>>>>>
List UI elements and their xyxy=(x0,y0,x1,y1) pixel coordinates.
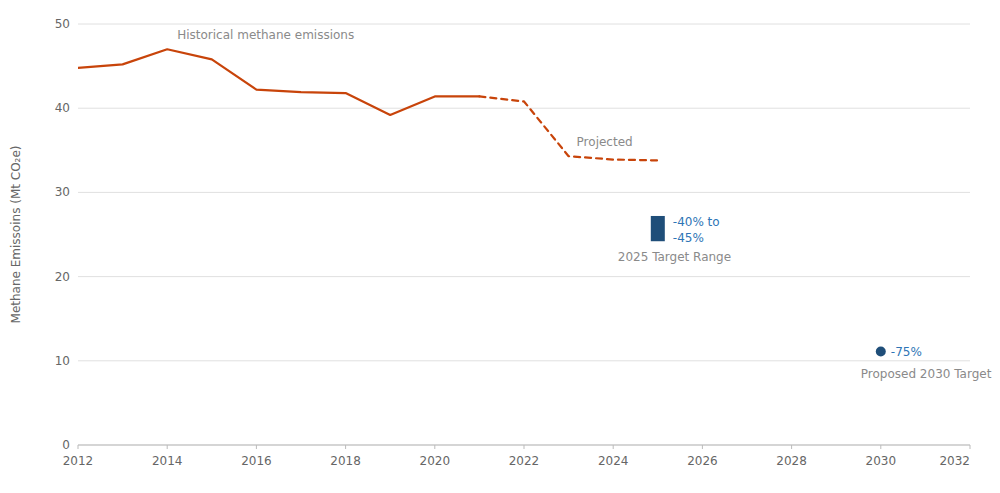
x-tick-label: 2030 xyxy=(866,454,897,468)
x-tick xyxy=(613,445,614,449)
x-tick-label: 2022 xyxy=(509,454,540,468)
y-tick-label: 30 xyxy=(55,185,70,199)
target-label: -45% xyxy=(673,231,704,245)
axes: 0102030405020122014201620182020202220242… xyxy=(9,17,970,468)
y-tick-label: 10 xyxy=(55,354,70,368)
grid-line xyxy=(78,108,970,109)
x-tick xyxy=(345,445,346,449)
y-tick-label: 0 xyxy=(62,438,70,452)
line-dashed xyxy=(479,96,657,160)
grid-line xyxy=(78,276,970,277)
y-tick-label: 50 xyxy=(55,17,70,31)
x-tick-label: 2020 xyxy=(420,454,451,468)
x-tick-label: 2026 xyxy=(687,454,718,468)
x-tick-label: 2012 xyxy=(63,454,94,468)
annotations: Historical methane emissions Projected -40… xyxy=(177,28,991,380)
grid-line xyxy=(78,24,970,25)
target-sublabel: 2025 Target Range xyxy=(618,250,731,264)
target-label: -40% to xyxy=(673,215,720,229)
x-tick xyxy=(78,445,79,449)
y-tick-label: 40 xyxy=(55,101,70,115)
y-tick-label: 20 xyxy=(55,270,70,284)
grid-line xyxy=(78,192,970,193)
x-tick-label: 2024 xyxy=(598,454,629,468)
x-tick-label: 2028 xyxy=(776,454,807,468)
target-dot xyxy=(876,347,886,357)
series-annotation: Projected xyxy=(577,135,633,149)
x-tick-label: 2016 xyxy=(241,454,272,468)
x-tick xyxy=(524,445,525,449)
line-solid xyxy=(78,49,479,115)
x-tick-label: 2018 xyxy=(330,454,361,468)
target-sublabel: Proposed 2030 Target xyxy=(861,367,992,381)
x-tick xyxy=(256,445,257,449)
x-tick xyxy=(167,445,168,449)
x-tick-label: 2014 xyxy=(152,454,183,468)
y-axis-label: Methane Emissoins (Mt CO₂e) xyxy=(9,146,23,324)
x-tick xyxy=(702,445,703,449)
x-tick xyxy=(434,445,435,449)
x-tick xyxy=(880,445,881,449)
target-range-bar xyxy=(651,216,665,241)
series-annotation: Historical methane emissions xyxy=(177,28,354,42)
marks xyxy=(78,49,886,356)
target-label: -75% xyxy=(891,345,922,359)
x-tick xyxy=(970,445,971,449)
x-tick-label: 2032 xyxy=(939,454,970,468)
grid-line xyxy=(78,360,970,361)
x-tick xyxy=(791,445,792,449)
chart: 0102030405020122014201620182020202220242… xyxy=(0,0,1000,493)
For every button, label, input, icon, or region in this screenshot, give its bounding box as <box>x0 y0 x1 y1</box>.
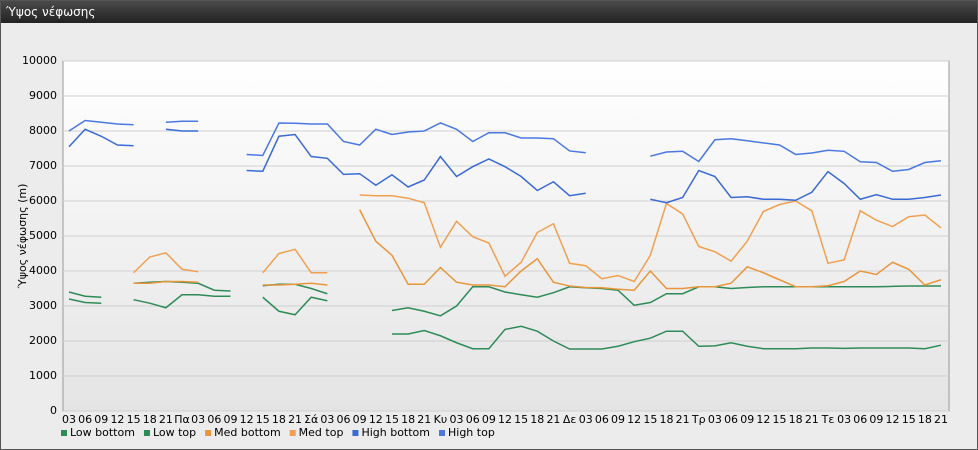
x-tick-label: 12 <box>756 413 770 426</box>
legend-swatch <box>61 430 67 436</box>
x-tick-label: Τρ <box>691 413 706 426</box>
x-tick-label: Δε <box>563 413 577 426</box>
x-tick-label: 18 <box>272 413 286 426</box>
chart: Ύψος νέφωσης (m) 0 1000 2000 3000 4000 5000 60… <box>16 54 950 439</box>
x-tick-label: 15 <box>385 413 399 426</box>
x-tick-label: 18 <box>143 413 157 426</box>
x-tick-label: 21 <box>159 413 173 426</box>
x-tick-label: 06 <box>853 413 867 426</box>
x-tick-label: 21 <box>934 413 948 426</box>
x-tick-label: 09 <box>482 413 496 426</box>
x-tick-label: Σά <box>304 413 318 426</box>
x-tick-label: 21 <box>805 413 819 426</box>
x-tick-label: 06 <box>78 413 92 426</box>
line-series <box>133 209 942 292</box>
legend-swatch <box>289 430 296 436</box>
x-tick-label: 18 <box>401 413 415 426</box>
x-tick-label: 09 <box>223 413 237 426</box>
y-tick-label: 5000 <box>29 229 57 242</box>
legend-swatch <box>352 430 359 436</box>
y-tick-label: 6000 <box>29 194 57 207</box>
y-axis-label: Ύψος νέφωσης (m) <box>16 184 29 290</box>
legend-swatch <box>439 430 445 436</box>
line-series <box>68 119 942 173</box>
y-tick-label: 0 <box>50 404 57 417</box>
x-tick-label: 03 <box>450 413 464 426</box>
x-tick-label: 06 <box>207 413 221 426</box>
x-tick-label: 12 <box>498 413 512 426</box>
x-tick-label: 15 <box>256 413 270 426</box>
legend-label: Low bottom <box>70 426 135 439</box>
title-bar: Ύψος νέφωσης <box>1 1 977 23</box>
legend-label: Low top <box>153 426 196 439</box>
x-tick-label: 12 <box>110 413 124 426</box>
x-tick-label: 12 <box>369 413 383 426</box>
y-tick-label: 9000 <box>29 89 57 102</box>
x-tick-label: 03 <box>62 413 76 426</box>
x-tick-label: 03 <box>837 413 851 426</box>
x-tick-label: 15 <box>643 413 657 426</box>
x-tick-label: 18 <box>918 413 932 426</box>
x-tick-label: Πα <box>174 413 190 426</box>
x-tick-label: 03 <box>579 413 593 426</box>
x-tick-label: 03 <box>191 413 205 426</box>
legend-label: Med bottom <box>214 426 281 439</box>
x-tick-label: 06 <box>595 413 609 426</box>
y-tick-label: 1000 <box>29 369 57 382</box>
y-tick-label: 4000 <box>29 264 57 277</box>
x-tick-label: 15 <box>127 413 141 426</box>
x-tick-label: 09 <box>611 413 625 426</box>
y-tick-label: 3000 <box>29 299 57 312</box>
line-series <box>68 128 942 204</box>
x-tick-label: 09 <box>740 413 754 426</box>
x-tick-label: 18 <box>659 413 673 426</box>
legend-label: High top <box>448 426 495 439</box>
x-tick-label: 21 <box>676 413 690 426</box>
x-tick-label: 06 <box>337 413 351 426</box>
x-tick-label: 06 <box>724 413 738 426</box>
x-tick-label: 18 <box>530 413 544 426</box>
x-tick-label: 12 <box>627 413 641 426</box>
line-series <box>133 194 942 283</box>
x-tick-label: 12 <box>886 413 900 426</box>
x-tick-label: 15 <box>773 413 787 426</box>
x-tick-label: 15 <box>514 413 528 426</box>
line-series <box>68 294 942 350</box>
y-tick-label: 8000 <box>29 124 57 137</box>
x-tick-label: 18 <box>789 413 803 426</box>
y-tick-label: 10000 <box>22 54 57 67</box>
legend-label: High bottom <box>361 426 430 439</box>
x-tick-label: 03 <box>708 413 722 426</box>
x-tick-label: 09 <box>869 413 883 426</box>
x-tick-label: 09 <box>94 413 108 426</box>
y-tick-label: 2000 <box>29 334 57 347</box>
x-tick-label: Κυ <box>434 413 448 426</box>
legend-swatch <box>205 430 212 436</box>
x-tick-label: 09 <box>353 413 367 426</box>
legend-swatch <box>143 430 150 436</box>
x-tick-label: Τε <box>821 413 835 426</box>
x-tick-label: 21 <box>546 413 560 426</box>
x-tick-label: 21 <box>288 413 302 426</box>
x-tick-label: 15 <box>902 413 916 426</box>
x-tick-label: 12 <box>240 413 254 426</box>
legend-label: Med top <box>299 426 344 439</box>
x-tick-label: 21 <box>417 413 431 426</box>
x-tick-label: 03 <box>320 413 334 426</box>
x-tick-label: 06 <box>466 413 480 426</box>
y-tick-label: 7000 <box>29 159 57 172</box>
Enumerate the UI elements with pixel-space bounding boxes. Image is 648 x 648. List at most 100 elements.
<<<<<
TASK DESCRIPTION:
Could you change every "x-tick-label" in the lines above to "x-axis-tick-label" and give all the lines again with nothing else altered and the pictures left out?

RESPONSE BELOW:
List UI elements and their xyxy=(x0,y0,x1,y1) pixel coordinates.
x-axis-tick-label: 2030 xyxy=(866,454,897,468)
x-tick xyxy=(613,445,614,449)
x-axis-tick-label: 2022 xyxy=(509,454,540,468)
y-tick-label: 30 xyxy=(55,185,70,199)
target-label: -45% xyxy=(673,231,704,245)
axes: 0102030405020122014201620182020202220242… xyxy=(9,17,970,468)
y-tick-label: 10 xyxy=(55,354,70,368)
grid-line xyxy=(78,108,970,109)
x-tick xyxy=(345,445,346,449)
y-tick-label: 0 xyxy=(62,438,70,452)
line-dashed xyxy=(479,96,657,160)
grid-line xyxy=(78,276,970,277)
y-tick-label: 50 xyxy=(55,17,70,31)
x-axis-tick-label: 2020 xyxy=(420,454,451,468)
x-axis-tick-label: 2026 xyxy=(687,454,718,468)
x-axis-tick-label: 2012 xyxy=(63,454,94,468)
annotations: Historical methane emissions Projected -40… xyxy=(177,28,991,380)
grid-line xyxy=(78,24,970,25)
target-sublabel: 2025 Target Range xyxy=(618,250,731,264)
target-label: -40% to xyxy=(673,215,720,229)
x-tick xyxy=(78,445,79,449)
y-tick-label: 40 xyxy=(55,101,70,115)
y-tick-label: 20 xyxy=(55,270,70,284)
grid-line xyxy=(78,192,970,193)
x-axis-tick-label: 2024 xyxy=(598,454,629,468)
x-axis-tick-label: 2028 xyxy=(776,454,807,468)
target-dot xyxy=(876,347,886,357)
series-annotation: Projected xyxy=(577,135,633,149)
x-axis-tick-label: 2016 xyxy=(241,454,272,468)
x-tick xyxy=(524,445,525,449)
line-solid xyxy=(78,49,479,115)
x-axis-tick-label: 2018 xyxy=(330,454,361,468)
target-sublabel: Proposed 2030 Target xyxy=(861,367,992,381)
x-tick xyxy=(256,445,257,449)
x-tick xyxy=(167,445,168,449)
x-axis-tick-label: 2014 xyxy=(152,454,183,468)
y-axis-label: Methane Emissoins (Mt CO₂e) xyxy=(9,146,23,324)
x-tick xyxy=(702,445,703,449)
x-tick xyxy=(434,445,435,449)
x-tick xyxy=(880,445,881,449)
target-range-bar xyxy=(651,216,665,241)
series-annotation: Historical methane emissions xyxy=(177,28,354,42)
marks xyxy=(78,49,886,356)
target-label: -75% xyxy=(891,345,922,359)
x-tick xyxy=(970,445,971,449)
x-axis-tick-label: 2032 xyxy=(939,454,970,468)
grid-line xyxy=(78,360,970,361)
x-tick xyxy=(791,445,792,449)
chart: 0102030405020122014201620182020202220242… xyxy=(0,0,1000,493)
For every button, label, input, icon, or region in this screenshot, give its bounding box as <box>x0 y0 x1 y1</box>.
x-axis-tick-label: 12 <box>756 413 770 426</box>
legend-swatch <box>61 430 67 436</box>
x-axis-tick-label: Τρ <box>691 413 706 426</box>
x-axis-tick-label: Δε <box>563 413 577 426</box>
x-axis-tick-label: 18 <box>272 413 286 426</box>
chart: Ύψος νέφωσης (m) 0 1000 2000 3000 4000 5000 60… <box>16 54 950 439</box>
x-axis-tick-label: 15 <box>385 413 399 426</box>
x-axis-tick-label: 18 <box>143 413 157 426</box>
x-axis-tick-label: 21 <box>159 413 173 426</box>
x-axis-tick-label: 06 <box>853 413 867 426</box>
x-axis-tick-label: 21 <box>934 413 948 426</box>
x-axis-tick-label: 09 <box>482 413 496 426</box>
x-axis-tick-label: Σά <box>304 413 318 426</box>
x-axis-tick-label: 21 <box>805 413 819 426</box>
x-axis-tick-label: 06 <box>78 413 92 426</box>
line-series <box>133 209 942 292</box>
legend-swatch <box>289 430 296 436</box>
x-axis-tick-label: 18 <box>401 413 415 426</box>
x-axis-tick-label: 09 <box>223 413 237 426</box>
y-tick-label: 5000 <box>29 229 57 242</box>
legend-swatch <box>352 430 359 436</box>
y-tick-label: 6000 <box>29 194 57 207</box>
y-axis-label: Ύψος νέφωσης (m) <box>16 184 29 290</box>
legend-swatch <box>439 430 445 436</box>
line-series <box>68 119 942 173</box>
y-tick-label: 0 <box>50 404 57 417</box>
x-axis-tick-label: 03 <box>450 413 464 426</box>
x-axis-tick-label: 06 <box>207 413 221 426</box>
x-axis-tick-label: 12 <box>498 413 512 426</box>
x-axis-tick-label: 15 <box>256 413 270 426</box>
legend-label: Low bottom <box>70 426 135 439</box>
title-bar: Ύψος νέφωσης <box>1 1 977 23</box>
legend-label: Low top <box>153 426 196 439</box>
x-axis-tick-label: 12 <box>110 413 124 426</box>
x-axis-tick-label: 12 <box>369 413 383 426</box>
y-tick-label: 9000 <box>29 89 57 102</box>
x-axis-tick-label: 03 <box>62 413 76 426</box>
x-axis-tick-label: 03 <box>837 413 851 426</box>
x-axis-tick-label: 15 <box>643 413 657 426</box>
x-axis-tick-label: 18 <box>918 413 932 426</box>
x-axis-tick-label: Πα <box>174 413 190 426</box>
x-axis-tick-label: 03 <box>579 413 593 426</box>
x-axis-tick-label: 03 <box>191 413 205 426</box>
legend-label: Med bottom <box>214 426 281 439</box>
x-axis-tick-label: 06 <box>595 413 609 426</box>
y-tick-label: 1000 <box>29 369 57 382</box>
y-tick-label: 4000 <box>29 264 57 277</box>
x-axis-tick-label: 15 <box>127 413 141 426</box>
x-axis-tick-label: 09 <box>611 413 625 426</box>
y-tick-label: 3000 <box>29 299 57 312</box>
line-series <box>68 128 942 204</box>
x-axis-tick-label: 09 <box>740 413 754 426</box>
x-axis-tick-label: 18 <box>659 413 673 426</box>
legend-label: High top <box>448 426 495 439</box>
x-axis-tick-label: 21 <box>676 413 690 426</box>
x-axis-tick-label: 06 <box>337 413 351 426</box>
x-axis-tick-label: 06 <box>724 413 738 426</box>
x-axis-tick-label: 18 <box>530 413 544 426</box>
x-axis-tick-label: 12 <box>627 413 641 426</box>
line-series <box>133 194 942 283</box>
x-axis-tick-label: 12 <box>886 413 900 426</box>
x-axis-tick-label: 15 <box>773 413 787 426</box>
x-axis-tick-label: 15 <box>514 413 528 426</box>
line-series <box>68 294 942 350</box>
y-tick-label: 8000 <box>29 124 57 137</box>
x-axis-tick-label: 18 <box>789 413 803 426</box>
y-tick-label: 10000 <box>22 54 57 67</box>
legend-label: High bottom <box>361 426 430 439</box>
x-axis-tick-label: 03 <box>708 413 722 426</box>
x-axis-tick-label: 09 <box>869 413 883 426</box>
x-axis-tick-label: 09 <box>94 413 108 426</box>
y-tick-label: 2000 <box>29 334 57 347</box>
x-axis-tick-label: Κυ <box>434 413 448 426</box>
legend-swatch <box>205 430 212 436</box>
x-axis-tick-label: 09 <box>353 413 367 426</box>
legend-swatch <box>143 430 150 436</box>
x-axis-tick-label: Τε <box>821 413 835 426</box>
x-axis-tick-label: 21 <box>546 413 560 426</box>
x-axis-tick-label: 21 <box>288 413 302 426</box>
x-axis-tick-label: 15 <box>902 413 916 426</box>
x-axis-tick-label: 12 <box>240 413 254 426</box>
legend-label: Med top <box>299 426 344 439</box>
x-axis-tick-label: 21 <box>417 413 431 426</box>
x-axis-tick-label: 03 <box>320 413 334 426</box>
x-axis-tick-label: 06 <box>466 413 480 426</box>
y-tick-label: 7000 <box>29 159 57 172</box>
Enumerate the UI elements with pixel-space bounding boxes. Image is 648 x 648. List at most 100 elements.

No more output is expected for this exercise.